EXERCISE MATERIALS |
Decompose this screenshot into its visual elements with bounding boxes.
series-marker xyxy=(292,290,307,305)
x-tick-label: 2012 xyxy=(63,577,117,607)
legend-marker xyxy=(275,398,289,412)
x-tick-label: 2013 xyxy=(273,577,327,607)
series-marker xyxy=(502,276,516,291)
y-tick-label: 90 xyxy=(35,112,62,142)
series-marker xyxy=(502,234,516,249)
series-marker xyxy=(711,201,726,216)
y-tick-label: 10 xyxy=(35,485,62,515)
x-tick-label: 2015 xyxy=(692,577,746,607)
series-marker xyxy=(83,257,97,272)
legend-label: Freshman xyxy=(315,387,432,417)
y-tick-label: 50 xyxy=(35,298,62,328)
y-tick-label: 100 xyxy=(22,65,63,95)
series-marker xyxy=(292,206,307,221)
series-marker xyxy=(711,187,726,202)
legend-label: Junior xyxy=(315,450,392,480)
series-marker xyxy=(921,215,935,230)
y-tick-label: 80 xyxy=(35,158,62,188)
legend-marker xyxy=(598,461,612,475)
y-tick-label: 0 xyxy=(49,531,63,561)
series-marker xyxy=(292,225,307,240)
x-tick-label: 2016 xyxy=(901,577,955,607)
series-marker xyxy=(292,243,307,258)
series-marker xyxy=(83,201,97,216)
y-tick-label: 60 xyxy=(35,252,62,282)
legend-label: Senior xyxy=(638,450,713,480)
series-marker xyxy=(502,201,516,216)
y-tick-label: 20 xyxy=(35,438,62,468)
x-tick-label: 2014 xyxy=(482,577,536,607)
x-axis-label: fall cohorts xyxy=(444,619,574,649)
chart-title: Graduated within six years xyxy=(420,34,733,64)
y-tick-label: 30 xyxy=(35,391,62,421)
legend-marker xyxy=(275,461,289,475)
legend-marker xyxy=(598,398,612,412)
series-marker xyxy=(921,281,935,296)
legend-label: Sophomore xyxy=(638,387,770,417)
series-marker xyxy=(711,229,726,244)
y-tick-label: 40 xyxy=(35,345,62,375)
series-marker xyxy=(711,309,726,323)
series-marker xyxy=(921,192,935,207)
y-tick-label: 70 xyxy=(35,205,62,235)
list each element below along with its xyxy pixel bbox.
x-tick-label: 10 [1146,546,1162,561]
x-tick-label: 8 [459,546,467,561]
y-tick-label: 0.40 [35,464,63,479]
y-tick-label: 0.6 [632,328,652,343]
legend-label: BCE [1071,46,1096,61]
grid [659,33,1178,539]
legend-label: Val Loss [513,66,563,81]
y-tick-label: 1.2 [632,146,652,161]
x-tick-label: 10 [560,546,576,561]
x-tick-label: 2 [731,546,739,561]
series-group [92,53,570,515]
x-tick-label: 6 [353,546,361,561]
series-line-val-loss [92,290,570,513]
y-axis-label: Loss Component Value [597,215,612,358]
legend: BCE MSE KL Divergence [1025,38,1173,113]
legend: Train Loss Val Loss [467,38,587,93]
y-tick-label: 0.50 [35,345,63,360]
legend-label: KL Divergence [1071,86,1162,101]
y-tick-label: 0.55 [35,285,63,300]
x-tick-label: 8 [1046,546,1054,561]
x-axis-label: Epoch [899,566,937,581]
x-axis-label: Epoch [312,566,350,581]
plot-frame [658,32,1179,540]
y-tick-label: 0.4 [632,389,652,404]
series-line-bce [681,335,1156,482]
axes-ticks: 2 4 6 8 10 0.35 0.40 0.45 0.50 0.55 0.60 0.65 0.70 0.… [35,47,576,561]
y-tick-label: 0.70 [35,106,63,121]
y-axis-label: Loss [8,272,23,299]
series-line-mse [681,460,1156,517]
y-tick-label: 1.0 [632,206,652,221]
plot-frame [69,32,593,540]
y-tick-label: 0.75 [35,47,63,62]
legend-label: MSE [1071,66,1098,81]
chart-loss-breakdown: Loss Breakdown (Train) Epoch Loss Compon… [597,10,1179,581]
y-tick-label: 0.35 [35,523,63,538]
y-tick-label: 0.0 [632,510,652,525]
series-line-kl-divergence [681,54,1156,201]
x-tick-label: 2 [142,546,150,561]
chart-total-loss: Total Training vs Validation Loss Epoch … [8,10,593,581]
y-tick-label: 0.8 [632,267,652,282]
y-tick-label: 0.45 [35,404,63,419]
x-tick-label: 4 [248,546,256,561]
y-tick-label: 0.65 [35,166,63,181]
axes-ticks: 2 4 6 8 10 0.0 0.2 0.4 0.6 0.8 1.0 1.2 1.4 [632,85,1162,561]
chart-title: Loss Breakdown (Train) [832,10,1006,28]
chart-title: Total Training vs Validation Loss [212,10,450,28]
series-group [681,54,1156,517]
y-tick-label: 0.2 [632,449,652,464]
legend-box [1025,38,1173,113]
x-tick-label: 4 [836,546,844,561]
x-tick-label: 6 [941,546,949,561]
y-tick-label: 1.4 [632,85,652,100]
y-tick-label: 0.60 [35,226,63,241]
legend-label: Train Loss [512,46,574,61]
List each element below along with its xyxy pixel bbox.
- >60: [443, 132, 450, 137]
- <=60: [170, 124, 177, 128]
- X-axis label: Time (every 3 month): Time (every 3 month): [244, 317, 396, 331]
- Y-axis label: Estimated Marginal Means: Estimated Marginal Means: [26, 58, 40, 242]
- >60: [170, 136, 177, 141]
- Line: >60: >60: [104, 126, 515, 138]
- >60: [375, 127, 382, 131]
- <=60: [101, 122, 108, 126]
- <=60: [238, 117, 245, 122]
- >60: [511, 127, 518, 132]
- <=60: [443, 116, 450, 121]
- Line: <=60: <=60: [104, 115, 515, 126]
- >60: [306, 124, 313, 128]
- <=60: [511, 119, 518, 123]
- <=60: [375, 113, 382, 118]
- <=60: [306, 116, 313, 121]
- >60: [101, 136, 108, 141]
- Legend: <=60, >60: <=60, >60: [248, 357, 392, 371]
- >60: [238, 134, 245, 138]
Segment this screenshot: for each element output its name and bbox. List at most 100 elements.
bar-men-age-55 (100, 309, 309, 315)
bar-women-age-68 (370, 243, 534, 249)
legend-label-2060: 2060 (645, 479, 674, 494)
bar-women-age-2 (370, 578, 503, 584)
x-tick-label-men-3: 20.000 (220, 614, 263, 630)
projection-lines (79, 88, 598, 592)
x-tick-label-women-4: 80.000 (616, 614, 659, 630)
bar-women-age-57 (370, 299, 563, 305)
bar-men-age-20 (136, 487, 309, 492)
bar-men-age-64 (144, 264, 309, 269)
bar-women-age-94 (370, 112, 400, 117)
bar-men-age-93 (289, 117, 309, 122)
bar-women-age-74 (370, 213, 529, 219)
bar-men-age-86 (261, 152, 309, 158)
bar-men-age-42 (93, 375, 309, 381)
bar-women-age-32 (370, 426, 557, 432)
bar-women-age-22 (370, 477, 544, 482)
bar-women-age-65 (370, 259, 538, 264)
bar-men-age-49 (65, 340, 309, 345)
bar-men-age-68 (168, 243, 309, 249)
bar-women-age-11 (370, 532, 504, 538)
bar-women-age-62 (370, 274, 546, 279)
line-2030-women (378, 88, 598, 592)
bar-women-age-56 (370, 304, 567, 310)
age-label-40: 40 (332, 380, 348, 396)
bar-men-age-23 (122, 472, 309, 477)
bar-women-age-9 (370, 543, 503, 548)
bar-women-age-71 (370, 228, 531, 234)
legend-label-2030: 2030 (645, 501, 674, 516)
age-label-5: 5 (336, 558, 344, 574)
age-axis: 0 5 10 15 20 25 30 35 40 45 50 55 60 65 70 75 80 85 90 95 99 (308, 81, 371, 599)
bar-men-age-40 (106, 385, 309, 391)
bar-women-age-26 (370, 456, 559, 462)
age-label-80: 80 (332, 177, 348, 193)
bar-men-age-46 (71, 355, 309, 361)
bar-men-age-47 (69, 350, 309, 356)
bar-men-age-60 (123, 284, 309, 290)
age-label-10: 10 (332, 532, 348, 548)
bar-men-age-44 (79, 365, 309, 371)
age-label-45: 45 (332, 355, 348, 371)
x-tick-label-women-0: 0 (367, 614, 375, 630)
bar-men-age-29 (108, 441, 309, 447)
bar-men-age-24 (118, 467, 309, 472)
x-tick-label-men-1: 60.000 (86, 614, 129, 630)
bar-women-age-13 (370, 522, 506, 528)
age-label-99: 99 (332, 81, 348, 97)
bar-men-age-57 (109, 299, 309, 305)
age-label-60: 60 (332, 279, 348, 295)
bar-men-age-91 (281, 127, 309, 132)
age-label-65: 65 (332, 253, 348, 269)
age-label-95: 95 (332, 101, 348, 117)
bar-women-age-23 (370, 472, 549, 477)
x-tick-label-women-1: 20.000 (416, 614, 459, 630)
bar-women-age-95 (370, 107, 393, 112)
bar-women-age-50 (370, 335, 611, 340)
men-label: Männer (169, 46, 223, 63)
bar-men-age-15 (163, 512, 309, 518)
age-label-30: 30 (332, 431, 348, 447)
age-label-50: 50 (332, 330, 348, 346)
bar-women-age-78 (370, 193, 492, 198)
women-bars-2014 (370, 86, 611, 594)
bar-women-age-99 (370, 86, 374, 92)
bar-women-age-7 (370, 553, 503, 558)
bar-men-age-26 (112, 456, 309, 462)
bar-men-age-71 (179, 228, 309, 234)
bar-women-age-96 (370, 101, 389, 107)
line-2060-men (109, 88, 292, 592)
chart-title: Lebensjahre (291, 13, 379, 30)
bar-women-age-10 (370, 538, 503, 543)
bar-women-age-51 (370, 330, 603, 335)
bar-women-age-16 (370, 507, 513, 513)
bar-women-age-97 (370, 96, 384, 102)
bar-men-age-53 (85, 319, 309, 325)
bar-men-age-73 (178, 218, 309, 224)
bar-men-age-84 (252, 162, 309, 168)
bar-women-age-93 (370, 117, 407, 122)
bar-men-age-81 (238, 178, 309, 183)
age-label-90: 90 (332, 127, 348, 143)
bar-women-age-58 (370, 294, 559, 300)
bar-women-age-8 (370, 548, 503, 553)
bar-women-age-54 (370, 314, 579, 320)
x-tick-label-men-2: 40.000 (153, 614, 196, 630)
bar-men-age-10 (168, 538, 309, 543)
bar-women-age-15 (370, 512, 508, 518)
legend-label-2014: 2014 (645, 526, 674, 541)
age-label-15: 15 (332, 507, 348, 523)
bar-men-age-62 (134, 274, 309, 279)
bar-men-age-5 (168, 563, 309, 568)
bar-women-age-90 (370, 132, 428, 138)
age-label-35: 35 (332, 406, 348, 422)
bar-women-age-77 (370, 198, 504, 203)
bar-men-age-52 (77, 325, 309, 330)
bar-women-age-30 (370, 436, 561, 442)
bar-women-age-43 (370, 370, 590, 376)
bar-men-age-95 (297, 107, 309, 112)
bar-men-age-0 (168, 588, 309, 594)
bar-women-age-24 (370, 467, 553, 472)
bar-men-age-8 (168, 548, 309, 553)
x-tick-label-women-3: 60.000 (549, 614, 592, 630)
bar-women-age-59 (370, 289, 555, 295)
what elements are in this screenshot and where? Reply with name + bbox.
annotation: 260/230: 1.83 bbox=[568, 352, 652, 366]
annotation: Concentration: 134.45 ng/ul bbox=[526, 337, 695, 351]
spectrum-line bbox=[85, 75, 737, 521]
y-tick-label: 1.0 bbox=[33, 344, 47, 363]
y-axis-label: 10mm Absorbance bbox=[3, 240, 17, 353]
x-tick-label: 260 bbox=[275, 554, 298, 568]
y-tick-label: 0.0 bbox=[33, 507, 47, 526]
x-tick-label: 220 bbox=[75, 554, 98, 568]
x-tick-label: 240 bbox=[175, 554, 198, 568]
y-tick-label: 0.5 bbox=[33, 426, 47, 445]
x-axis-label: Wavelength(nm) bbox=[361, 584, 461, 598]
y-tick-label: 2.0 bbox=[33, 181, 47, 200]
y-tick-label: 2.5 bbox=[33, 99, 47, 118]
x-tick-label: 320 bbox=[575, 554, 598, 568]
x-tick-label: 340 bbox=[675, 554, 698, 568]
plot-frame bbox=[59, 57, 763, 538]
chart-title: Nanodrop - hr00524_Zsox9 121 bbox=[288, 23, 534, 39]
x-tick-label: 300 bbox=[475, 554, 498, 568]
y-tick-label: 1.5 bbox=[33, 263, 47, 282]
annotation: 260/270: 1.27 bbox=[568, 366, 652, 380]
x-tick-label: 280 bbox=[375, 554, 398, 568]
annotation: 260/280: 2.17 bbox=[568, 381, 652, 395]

EXERCISE INSTRUCTIONS | Reproduce the records verbatim, starting at their first line and ending at the line that contains "series-marker xyxy=(711,187,726,202)", with both of those lines included.

ANSWER FOR THIS EXERCISE |
Decompose this screenshot into its visual elements with bounding boxes.
series-marker xyxy=(292,290,307,305)
x-tick-label: 2012 xyxy=(63,577,117,607)
legend-marker xyxy=(275,398,289,412)
x-tick-label: 2013 xyxy=(273,577,327,607)
series-marker xyxy=(502,276,516,291)
y-tick-label: 90 xyxy=(35,112,62,142)
series-marker xyxy=(502,234,516,249)
series-marker xyxy=(711,201,726,216)
y-tick-label: 10 xyxy=(35,485,62,515)
x-tick-label: 2015 xyxy=(692,577,746,607)
series-marker xyxy=(83,257,97,272)
legend-label: Freshman xyxy=(315,387,432,417)
y-tick-label: 50 xyxy=(35,298,62,328)
y-tick-label: 100 xyxy=(22,65,63,95)
series-marker xyxy=(292,206,307,221)
series-marker xyxy=(711,187,726,202)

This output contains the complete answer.